AUSGANGSTEXT =>
********

Der Tagesspiegel, Juli 2001
In der DDR rennt Ines Geipel gegen die Stille an, die sie umgibt. Man lässt sie Pillen schlucken und sie sprintet in Rekordzeit. Erst aus den Stasiakten erfährt sie, was das für Medikamente waren. Und sie merkt, dass die Akten nicht die ganze Wahrheit erzählen können.
Nun wird eine Geschichte erzählt. In ihr kommt vor, was eine Geschichte heute braucht: Osten und Westen, Täter, Opfer, die Stasi, Doping und viel Vergangenheit. Damit ist sie eigentlich schon fertig. Warum? Jeder glaubt zu wissen, was gemeint ist.
Gönnen wir uns einen Kaffee. Er steht rabenschwarz auf dem Tisch. Ines Geipel kippt Sahne hinein. Der weiße Strahl stürzt hinab und taucht ins Dunkel. Sie kippt und kippt. Dann dauert es einen Moment. Nichts rührt sich. Noch ein Moment vergeht. Plötzlich verändert sich der Kaffee. Er wird heller und heller, unversehens, so, als verstelle jemand den Kontrast. Schließlich bleibt ein cremiges Braun. Ohne Zutun haben sich die Flüssigkeiten vermengt. Jeder kennt das mit dem Kaffee und der Sahne, aber ein Geheimnis bleibt es doch. So lange, bis jemand unten in der Tiefe der Tasse dabei gewesen ist.

********

(Einträge des Datensatzes)
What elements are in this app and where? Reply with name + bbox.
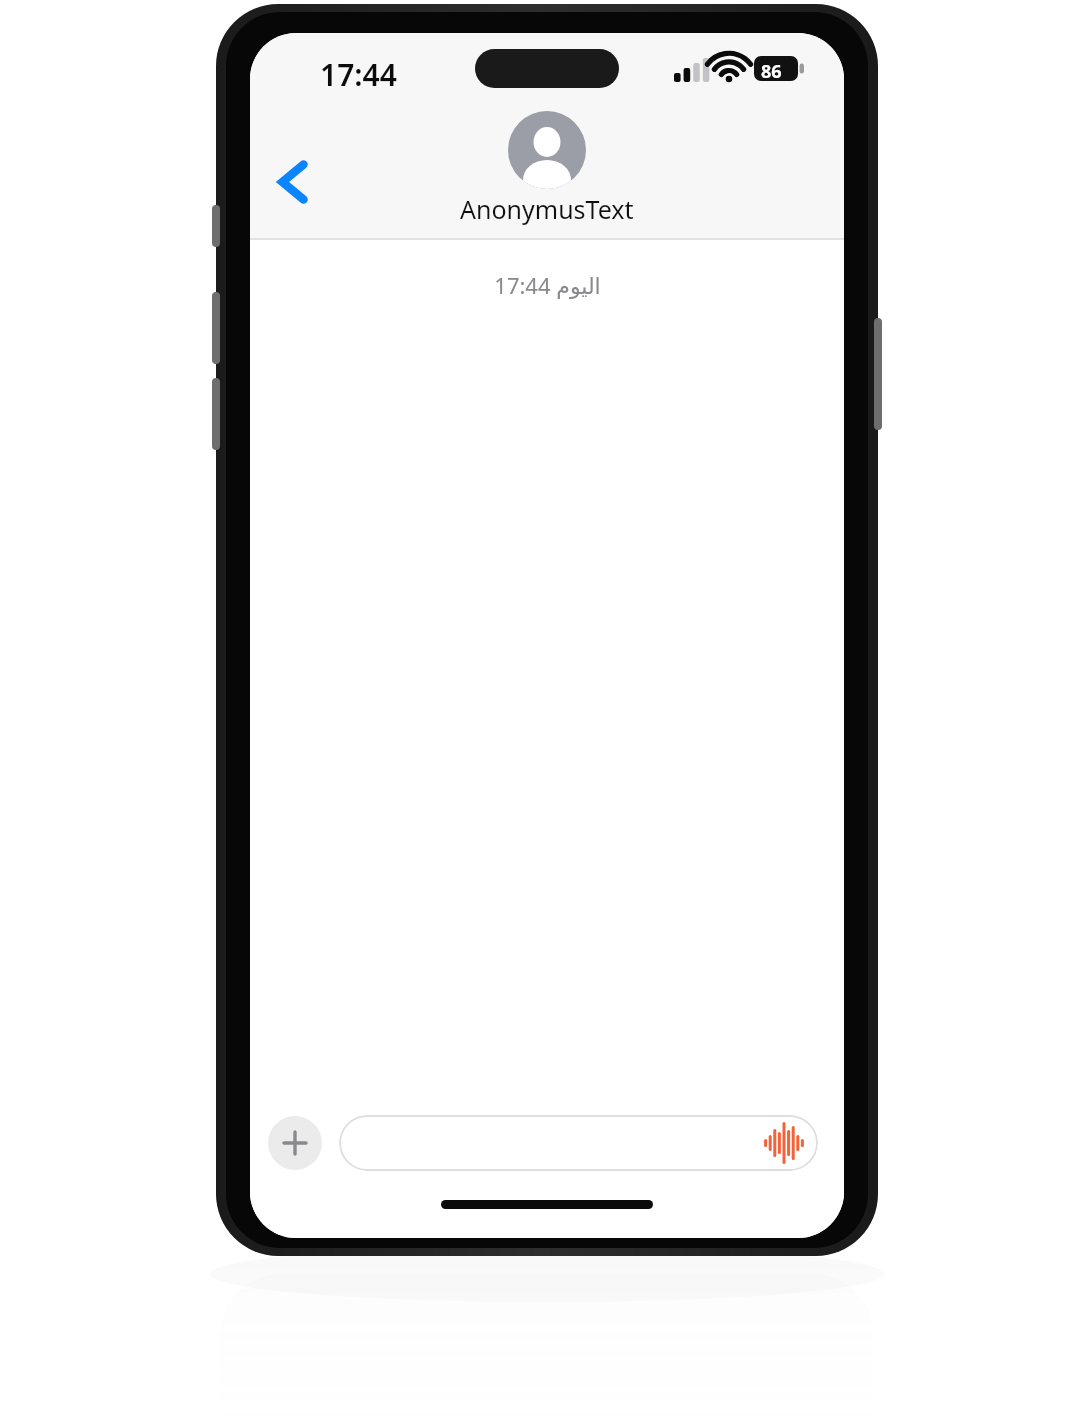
staticText: اليوم 17:44 bbox=[494, 270, 601, 300]
button[interactable]: AnonymusText bbox=[460, 111, 634, 226]
staticText: 86 bbox=[761, 59, 782, 84]
button[interactable]: Voice message bbox=[339, 1115, 818, 1171]
button[interactable]: Voice message bbox=[762, 1121, 806, 1165]
button[interactable]: Add attachment bbox=[268, 1116, 322, 1170]
staticText: AnonymusText bbox=[460, 192, 634, 226]
staticText: 17:44 bbox=[320, 54, 397, 95]
button[interactable]: Back bbox=[264, 150, 324, 214]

********

Wie lautet der Abschnitt des Artikels über Ines Geipel, der mit „Nun wird eine“ beginnt und nach „was gemeint ist.“ endet, wenn „Doping“ darin durch „Betrug“ ersetzt wird?

ERGEBNIS =>
Nun wird eine Geschichte erzählt. In ihr kommt vor, was eine Geschichte heute braucht: Osten und Westen, Täter, Opfer, die Stasi, Betrug und viel Vergangenheit. Damit ist sie eigentlich schon fertig. Warum? Jeder glaubt zu wissen, was gemeint ist.